**EXERCISE REQUIREMENTS**
Return the full page on integrating Amazon S3 Tables with AWS analytics services, word for word and with no changes.

**SELECTION**
Integrating Amazon S3 Tables with AWS analytics services - Amazon Simple Storage Service

Integrating Amazon S3 Tables with AWS analytics services

This topic covers the prerequisites and procedures needed to integrate your Amazon S3 table buckets with AWS analytics services. For an overview of how the integration works, see S3 Tables integration overview.

Note

This integration uses the AWS Glue and AWS Lake Formation services and might incur AWS Glue request and storage costs. For more information, see AWS Glue Pricing.

Additional pricing applies for running queries on your S3 tables. For more information, see pricing information for the query engine that you're using.

Prerequisites for integration

The following prerequisites are required to integrate table buckets with AWS analytics services:

Important

When creating tables, make sure that you use all lowercase letters in your table names and table definitions. For example, make sure that your column names are all lowercase. If your table name or table definition contains capital letters, the table isn't supported by AWS Lake Formation or the AWS Glue Data Catalog. In this case, your table won't be visible to AWS analytics services such as Amazon Athena, even if your table buckets are integrated with AWS analytics services.

**EXCERPTED DATA**
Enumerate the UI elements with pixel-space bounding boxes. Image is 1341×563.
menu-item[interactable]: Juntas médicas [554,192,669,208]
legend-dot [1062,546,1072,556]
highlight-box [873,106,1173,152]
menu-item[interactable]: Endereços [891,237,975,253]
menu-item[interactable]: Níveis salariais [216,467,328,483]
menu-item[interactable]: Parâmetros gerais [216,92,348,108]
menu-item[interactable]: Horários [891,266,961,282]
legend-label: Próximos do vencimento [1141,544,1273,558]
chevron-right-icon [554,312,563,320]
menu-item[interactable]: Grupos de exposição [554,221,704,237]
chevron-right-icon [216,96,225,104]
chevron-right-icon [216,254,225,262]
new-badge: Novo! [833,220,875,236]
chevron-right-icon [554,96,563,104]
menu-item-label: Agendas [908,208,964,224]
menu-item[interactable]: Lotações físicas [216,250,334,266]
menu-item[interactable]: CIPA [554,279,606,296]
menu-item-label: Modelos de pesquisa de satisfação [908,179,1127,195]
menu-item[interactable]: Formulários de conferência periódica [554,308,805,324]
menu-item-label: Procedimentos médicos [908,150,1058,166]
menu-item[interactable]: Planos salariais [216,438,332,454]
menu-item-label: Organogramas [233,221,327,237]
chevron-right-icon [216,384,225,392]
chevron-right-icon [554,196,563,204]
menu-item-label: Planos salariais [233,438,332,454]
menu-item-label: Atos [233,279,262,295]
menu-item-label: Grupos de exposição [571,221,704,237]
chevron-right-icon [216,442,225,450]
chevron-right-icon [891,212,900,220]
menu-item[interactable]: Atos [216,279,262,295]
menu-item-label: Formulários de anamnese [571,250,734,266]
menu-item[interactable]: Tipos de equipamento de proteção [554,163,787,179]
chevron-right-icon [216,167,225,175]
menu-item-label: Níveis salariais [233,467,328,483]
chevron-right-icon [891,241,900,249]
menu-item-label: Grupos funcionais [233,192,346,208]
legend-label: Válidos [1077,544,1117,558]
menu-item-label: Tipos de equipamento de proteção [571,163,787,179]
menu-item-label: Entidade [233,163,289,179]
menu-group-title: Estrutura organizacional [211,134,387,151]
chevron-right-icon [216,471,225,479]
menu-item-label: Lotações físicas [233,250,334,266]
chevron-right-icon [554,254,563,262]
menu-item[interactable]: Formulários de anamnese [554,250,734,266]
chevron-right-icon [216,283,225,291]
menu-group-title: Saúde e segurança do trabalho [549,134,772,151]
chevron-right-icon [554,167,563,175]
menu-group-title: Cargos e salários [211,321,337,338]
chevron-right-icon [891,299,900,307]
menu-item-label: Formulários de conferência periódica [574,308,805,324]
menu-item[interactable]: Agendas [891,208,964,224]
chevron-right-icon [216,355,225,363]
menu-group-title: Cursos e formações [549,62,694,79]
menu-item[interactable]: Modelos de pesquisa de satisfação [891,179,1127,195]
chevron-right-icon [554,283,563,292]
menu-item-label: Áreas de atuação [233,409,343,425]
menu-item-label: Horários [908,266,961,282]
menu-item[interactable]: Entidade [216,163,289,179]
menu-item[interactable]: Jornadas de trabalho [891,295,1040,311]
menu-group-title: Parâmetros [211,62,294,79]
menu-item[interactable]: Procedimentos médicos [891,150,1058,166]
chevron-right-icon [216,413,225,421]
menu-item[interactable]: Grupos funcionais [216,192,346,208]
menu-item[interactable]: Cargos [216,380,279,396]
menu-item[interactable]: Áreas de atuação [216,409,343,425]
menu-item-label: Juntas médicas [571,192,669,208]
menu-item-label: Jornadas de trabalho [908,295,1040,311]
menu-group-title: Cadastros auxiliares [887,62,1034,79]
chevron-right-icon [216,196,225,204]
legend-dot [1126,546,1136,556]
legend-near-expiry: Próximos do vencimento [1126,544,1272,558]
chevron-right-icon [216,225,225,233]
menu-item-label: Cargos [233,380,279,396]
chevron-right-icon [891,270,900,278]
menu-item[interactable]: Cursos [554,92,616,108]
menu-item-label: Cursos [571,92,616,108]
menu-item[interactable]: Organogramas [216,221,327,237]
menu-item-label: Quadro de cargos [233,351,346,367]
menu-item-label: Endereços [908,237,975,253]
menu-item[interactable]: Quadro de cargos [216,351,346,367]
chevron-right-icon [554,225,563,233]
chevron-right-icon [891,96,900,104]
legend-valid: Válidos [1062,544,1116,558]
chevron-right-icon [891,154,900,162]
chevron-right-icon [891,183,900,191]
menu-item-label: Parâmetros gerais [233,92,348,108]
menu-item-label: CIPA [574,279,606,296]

**OUTPUT OF THE TASK**
Integrating Amazon S3 Tables with AWS analytics services - Amazon Simple Storage Service

Integrating Amazon S3 Tables with AWS analytics services

This topic covers the prerequisites and procedures needed to integrate your Amazon S3 table buckets with AWS analytics services. For an overview of how the integration works, see S3 Tables integration overview.

Note

This integration uses the AWS Glue and AWS Lake Formation services and might incur AWS Glue request and storage costs. For more information, see AWS Glue Pricing.

Additional pricing applies for running queries on your S3 tables. For more information, see pricing information for the query engine that you're using.

Prerequisites for integration

The following prerequisites are required to integrate table buckets with AWS analytics services:

Important

When creating tables, make sure that you use all lowercase letters in your table names and table definitions. For example, make sure that your column names are all lowercase. If your table name or table definition contains capital letters, the table isn't supported by AWS Lake Formation or the AWS Glue Data Catalog. In this case, your table won't be visible to AWS analytics services such as Amazon Athena, even if your table buckets are integrated with AWS analytics services.